What follows is a listing; give it again exactly, in its entirety.

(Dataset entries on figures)
━━━

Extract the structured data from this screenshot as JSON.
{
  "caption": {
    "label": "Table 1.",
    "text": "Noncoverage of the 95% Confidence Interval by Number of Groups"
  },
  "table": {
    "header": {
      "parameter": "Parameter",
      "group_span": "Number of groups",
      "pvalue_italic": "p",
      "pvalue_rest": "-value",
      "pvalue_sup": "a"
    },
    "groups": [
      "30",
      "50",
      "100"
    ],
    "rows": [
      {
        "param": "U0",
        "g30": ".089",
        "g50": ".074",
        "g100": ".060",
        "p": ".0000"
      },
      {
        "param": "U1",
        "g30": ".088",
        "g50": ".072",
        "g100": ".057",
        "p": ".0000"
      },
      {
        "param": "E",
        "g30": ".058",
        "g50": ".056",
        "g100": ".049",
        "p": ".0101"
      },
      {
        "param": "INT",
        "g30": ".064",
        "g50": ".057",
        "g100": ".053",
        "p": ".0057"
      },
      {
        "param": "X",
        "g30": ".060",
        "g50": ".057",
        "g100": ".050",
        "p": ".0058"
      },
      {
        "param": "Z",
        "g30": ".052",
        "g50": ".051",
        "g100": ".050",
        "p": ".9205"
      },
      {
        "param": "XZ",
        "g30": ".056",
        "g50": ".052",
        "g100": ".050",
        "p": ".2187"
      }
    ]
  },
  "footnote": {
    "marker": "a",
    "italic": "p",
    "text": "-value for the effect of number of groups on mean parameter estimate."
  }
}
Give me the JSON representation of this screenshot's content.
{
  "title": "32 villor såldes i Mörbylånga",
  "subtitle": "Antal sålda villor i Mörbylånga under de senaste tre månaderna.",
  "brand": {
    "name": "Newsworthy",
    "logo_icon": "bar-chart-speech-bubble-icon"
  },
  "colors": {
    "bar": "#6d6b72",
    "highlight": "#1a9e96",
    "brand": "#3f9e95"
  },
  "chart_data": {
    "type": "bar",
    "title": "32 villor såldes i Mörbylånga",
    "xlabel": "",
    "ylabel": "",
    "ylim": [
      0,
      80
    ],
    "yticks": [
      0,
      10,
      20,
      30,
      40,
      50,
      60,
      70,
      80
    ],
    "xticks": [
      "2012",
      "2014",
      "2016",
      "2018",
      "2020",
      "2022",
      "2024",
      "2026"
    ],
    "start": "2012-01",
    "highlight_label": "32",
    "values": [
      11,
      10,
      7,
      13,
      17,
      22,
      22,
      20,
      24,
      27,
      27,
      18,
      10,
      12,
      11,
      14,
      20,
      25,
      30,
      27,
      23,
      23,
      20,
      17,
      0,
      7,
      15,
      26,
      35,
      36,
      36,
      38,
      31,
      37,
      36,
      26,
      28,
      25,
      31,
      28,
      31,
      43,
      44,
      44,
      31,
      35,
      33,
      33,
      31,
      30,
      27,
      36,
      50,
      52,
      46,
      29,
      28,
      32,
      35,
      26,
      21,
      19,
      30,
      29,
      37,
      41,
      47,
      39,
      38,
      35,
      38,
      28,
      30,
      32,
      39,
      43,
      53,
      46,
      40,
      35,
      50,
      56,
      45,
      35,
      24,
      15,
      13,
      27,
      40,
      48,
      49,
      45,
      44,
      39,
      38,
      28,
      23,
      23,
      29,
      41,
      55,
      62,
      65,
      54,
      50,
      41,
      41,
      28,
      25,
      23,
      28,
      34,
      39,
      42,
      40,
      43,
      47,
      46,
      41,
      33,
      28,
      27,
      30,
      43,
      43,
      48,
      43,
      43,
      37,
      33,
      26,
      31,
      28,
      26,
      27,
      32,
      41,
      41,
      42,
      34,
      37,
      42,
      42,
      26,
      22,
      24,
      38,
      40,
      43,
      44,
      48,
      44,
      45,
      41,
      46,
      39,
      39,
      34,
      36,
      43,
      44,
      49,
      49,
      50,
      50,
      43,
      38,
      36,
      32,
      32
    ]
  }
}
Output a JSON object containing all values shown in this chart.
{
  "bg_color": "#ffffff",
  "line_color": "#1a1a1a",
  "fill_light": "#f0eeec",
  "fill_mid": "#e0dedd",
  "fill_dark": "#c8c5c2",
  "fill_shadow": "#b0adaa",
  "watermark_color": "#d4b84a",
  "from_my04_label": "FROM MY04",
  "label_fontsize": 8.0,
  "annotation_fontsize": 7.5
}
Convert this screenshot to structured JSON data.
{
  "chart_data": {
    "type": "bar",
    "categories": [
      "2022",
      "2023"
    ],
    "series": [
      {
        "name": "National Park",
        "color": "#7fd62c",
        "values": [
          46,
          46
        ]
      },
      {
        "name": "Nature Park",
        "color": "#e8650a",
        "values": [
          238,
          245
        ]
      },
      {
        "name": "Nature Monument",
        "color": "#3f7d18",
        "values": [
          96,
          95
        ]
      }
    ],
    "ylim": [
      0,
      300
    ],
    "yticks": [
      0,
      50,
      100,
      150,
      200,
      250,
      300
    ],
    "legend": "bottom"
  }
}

━━━

RESULT FOR THIS TASK:
Extract the structured data from this screenshot as JSON.
{
  "caption": {
    "label": "Table 1.",
    "text": "Noncoverage of the 95% Confidence Interval by Number of Groups"
  },
  "table": {
    "header": {
      "parameter": "Parameter",
      "group_span": "Number of groups",
      "pvalue_italic": "p",
      "pvalue_rest": "-value",
      "pvalue_sup": "a"
    },
    "groups": [
      "30",
      "50",
      "100"
    ],
    "rows": [
      {
        "param": "U0",
        "g30": ".089",
        "g50": ".074",
        "g100": ".060",
        "p": ".0000"
      },
      {
        "param": "U1",
        "g30": ".088",
        "g50": ".072",
        "g100": ".057",
        "p": ".0000"
      },
      {
        "param": "E",
        "g30": ".058",
        "g50": ".056",
        "g100": ".049",
        "p": ".0101"
      },
      {
        "param": "INT",
        "g30": ".064",
        "g50": ".057",
        "g100": ".053",
        "p": ".0057"
      },
      {
        "param": "X",
        "g30": ".060",
        "g50": ".057",
        "g100": ".050",
        "p": ".0058"
      },
      {
        "param": "Z",
        "g30": ".052",
        "g50": ".051",
        "g100": ".050",
        "p": ".9205"
      },
      {
        "param": "XZ",
        "g30": ".056",
        "g50": ".052",
        "g100": ".050",
        "p": ".2187"
      }
    ]
  },
  "footnote": {
    "marker": "a",
    "italic": "p",
    "text": "-value for the effect of number of groups on mean parameter estimate."
  }
}
Give me the JSON representation of this screenshot's content.
{
  "title": "32 villor såldes i Mörbylånga",
  "subtitle": "Antal sålda villor i Mörbylånga under de senaste tre månaderna.",
  "brand": {
    "name": "Newsworthy",
    "logo_icon": "bar-chart-speech-bubble-icon"
  },
  "colors": {
    "bar": "#6d6b72",
    "highlight": "#1a9e96",
    "brand": "#3f9e95"
  },
  "chart_data": {
    "type": "bar",
    "title": "32 villor såldes i Mörbylånga",
    "xlabel": "",
    "ylabel": "",
    "ylim": [
      0,
      80
    ],
    "yticks": [
      0,
      10,
      20,
      30,
      40,
      50,
      60,
      70,
      80
    ],
    "xticks": [
      "2012",
      "2014",
      "2016",
      "2018",
      "2020",
      "2022",
      "2024",
      "2026"
    ],
    "start": "2012-01",
    "highlight_label": "32",
    "values": [
      11,
      10,
      7,
      13,
      17,
      22,
      22,
      20,
      24,
      27,
      27,
      18,
      10,
      12,
      11,
      14,
      20,
      25,
      30,
      27,
      23,
      23,
      20,
      17,
      0,
      7,
      15,
      26,
      35,
      36,
      36,
      38,
      31,
      37,
      36,
      26,
      28,
      25,
      31,
      28,
      31,
      43,
      44,
      44,
      31,
      35,
      33,
      33,
      31,
      30,
      27,
      36,
      50,
      52,
      46,
      29,
      28,
      32,
      35,
      26,
      21,
      19,
      30,
      29,
      37,
      41,
      47,
      39,
      38,
      35,
      38,
      28,
      30,
      32,
      39,
      43,
      53,
      46,
      40,
      35,
      50,
      56,
      45,
      35,
      24,
      15,
      13,
      27,
      40,
      48,
      49,
      45,
      44,
      39,
      38,
      28,
      23,
      23,
      29,
      41,
      55,
      62,
      65,
      54,
      50,
      41,
      41,
      28,
      25,
      23,
      28,
      34,
      39,
      42,
      40,
      43,
      47,
      46,
      41,
      33,
      28,
      27,
      30,
      43,
      43,
      48,
      43,
      43,
      37,
      33,
      26,
      31,
      28,
      26,
      27,
      32,
      41,
      41,
      42,
      34,
      37,
      42,
      42,
      26,
      22,
      24,
      38,
      40,
      43,
      44,
      48,
      44,
      45,
      41,
      46,
      39,
      39,
      34,
      36,
      43,
      44,
      49,
      49,
      50,
      50,
      43,
      38,
      36,
      32,
      32
    ]
  }
}
Output a JSON object containing all values shown in this chart.
{
  "bg_color": "#ffffff",
  "line_color": "#1a1a1a",
  "fill_light": "#f0eeec",
  "fill_mid": "#e0dedd",
  "fill_dark": "#c8c5c2",
  "fill_shadow": "#b0adaa",
  "watermark_color": "#d4b84a",
  "from_my04_label": "FROM MY04",
  "label_fontsize": 8.0,
  "annotation_fontsize": 7.5
}
Convert this screenshot to structured JSON data.
{
  "chart_data": {
    "type": "bar",
    "categories": [
      "2022",
      "2023"
    ],
    "series": [
      {
        "name": "National Park",
        "color": "#7fd62c",
        "values": [
          46,
          46
        ]
      },
      {
        "name": "Nature Park",
        "color": "#e8650a",
        "values": [
          238,
          245
        ]
      },
      {
        "name": "Nature Monument",
        "color": "#3f7d18",
        "values": [
          96,
          95
        ]
      }
    ],
    "ylim": [
      0,
      300
    ],
    "yticks": [
      0,
      50,
      100,
      150,
      200,
      250,
      300
    ],
    "legend": "bottom"
  }
}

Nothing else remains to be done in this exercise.